INPUT
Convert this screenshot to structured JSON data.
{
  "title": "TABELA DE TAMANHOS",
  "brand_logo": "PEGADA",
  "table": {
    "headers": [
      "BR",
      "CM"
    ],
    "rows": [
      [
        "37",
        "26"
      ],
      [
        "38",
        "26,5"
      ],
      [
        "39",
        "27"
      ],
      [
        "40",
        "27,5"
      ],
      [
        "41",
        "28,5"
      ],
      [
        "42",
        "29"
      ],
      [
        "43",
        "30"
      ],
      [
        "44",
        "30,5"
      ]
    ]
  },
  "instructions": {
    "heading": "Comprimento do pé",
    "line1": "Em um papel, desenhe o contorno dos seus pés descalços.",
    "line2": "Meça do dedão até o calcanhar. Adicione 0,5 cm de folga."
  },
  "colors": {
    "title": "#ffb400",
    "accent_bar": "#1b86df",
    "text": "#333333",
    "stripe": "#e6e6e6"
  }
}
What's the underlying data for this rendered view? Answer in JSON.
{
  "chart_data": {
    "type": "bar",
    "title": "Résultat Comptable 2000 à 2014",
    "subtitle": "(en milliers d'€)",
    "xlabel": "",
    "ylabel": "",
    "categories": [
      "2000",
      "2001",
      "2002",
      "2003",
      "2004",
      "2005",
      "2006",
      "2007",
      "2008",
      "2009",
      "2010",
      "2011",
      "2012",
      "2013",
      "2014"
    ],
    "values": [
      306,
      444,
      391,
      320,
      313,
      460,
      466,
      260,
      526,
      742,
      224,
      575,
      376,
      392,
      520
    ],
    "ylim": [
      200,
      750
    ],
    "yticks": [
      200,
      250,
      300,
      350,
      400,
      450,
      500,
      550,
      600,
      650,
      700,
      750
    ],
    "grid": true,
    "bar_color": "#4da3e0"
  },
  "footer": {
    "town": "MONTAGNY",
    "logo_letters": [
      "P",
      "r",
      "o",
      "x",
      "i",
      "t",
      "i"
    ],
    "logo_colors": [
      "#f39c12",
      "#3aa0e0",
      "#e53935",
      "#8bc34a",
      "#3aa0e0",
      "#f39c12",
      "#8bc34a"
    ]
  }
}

DIRECTIONS FOR THIS TASK
Quote every record above exactly.

CORRECT RESULT
Convert this screenshot to structured JSON data.
{
  "title": "TABELA DE TAMANHOS",
  "brand_logo": "PEGADA",
  "table": {
    "headers": [
      "BR",
      "CM"
    ],
    "rows": [
      [
        "37",
        "26"
      ],
      [
        "38",
        "26,5"
      ],
      [
        "39",
        "27"
      ],
      [
        "40",
        "27,5"
      ],
      [
        "41",
        "28,5"
      ],
      [
        "42",
        "29"
      ],
      [
        "43",
        "30"
      ],
      [
        "44",
        "30,5"
      ]
    ]
  },
  "instructions": {
    "heading": "Comprimento do pé",
    "line1": "Em um papel, desenhe o contorno dos seus pés descalços.",
    "line2": "Meça do dedão até o calcanhar. Adicione 0,5 cm de folga."
  },
  "colors": {
    "title": "#ffb400",
    "accent_bar": "#1b86df",
    "text": "#333333",
    "stripe": "#e6e6e6"
  }
}
What's the underlying data for this rendered view? Answer in JSON.
{
  "chart_data": {
    "type": "bar",
    "title": "Résultat Comptable 2000 à 2014",
    "subtitle": "(en milliers d'€)",
    "xlabel": "",
    "ylabel": "",
    "categories": [
      "2000",
      "2001",
      "2002",
      "2003",
      "2004",
      "2005",
      "2006",
      "2007",
      "2008",
      "2009",
      "2010",
      "2011",
      "2012",
      "2013",
      "2014"
    ],
    "values": [
      306,
      444,
      391,
      320,
      313,
      460,
      466,
      260,
      526,
      742,
      224,
      575,
      376,
      392,
      520
    ],
    "ylim": [
      200,
      750
    ],
    "yticks": [
      200,
      250,
      300,
      350,
      400,
      450,
      500,
      550,
      600,
      650,
      700,
      750
    ],
    "grid": true,
    "bar_color": "#4da3e0"
  },
  "footer": {
    "town": "MONTAGNY",
    "logo_letters": [
      "P",
      "r",
      "o",
      "x",
      "i",
      "t",
      "i"
    ],
    "logo_colors": [
      "#f39c12",
      "#3aa0e0",
      "#e53935",
      "#8bc34a",
      "#3aa0e0",
      "#f39c12",
      "#8bc34a"
    ]
  }
}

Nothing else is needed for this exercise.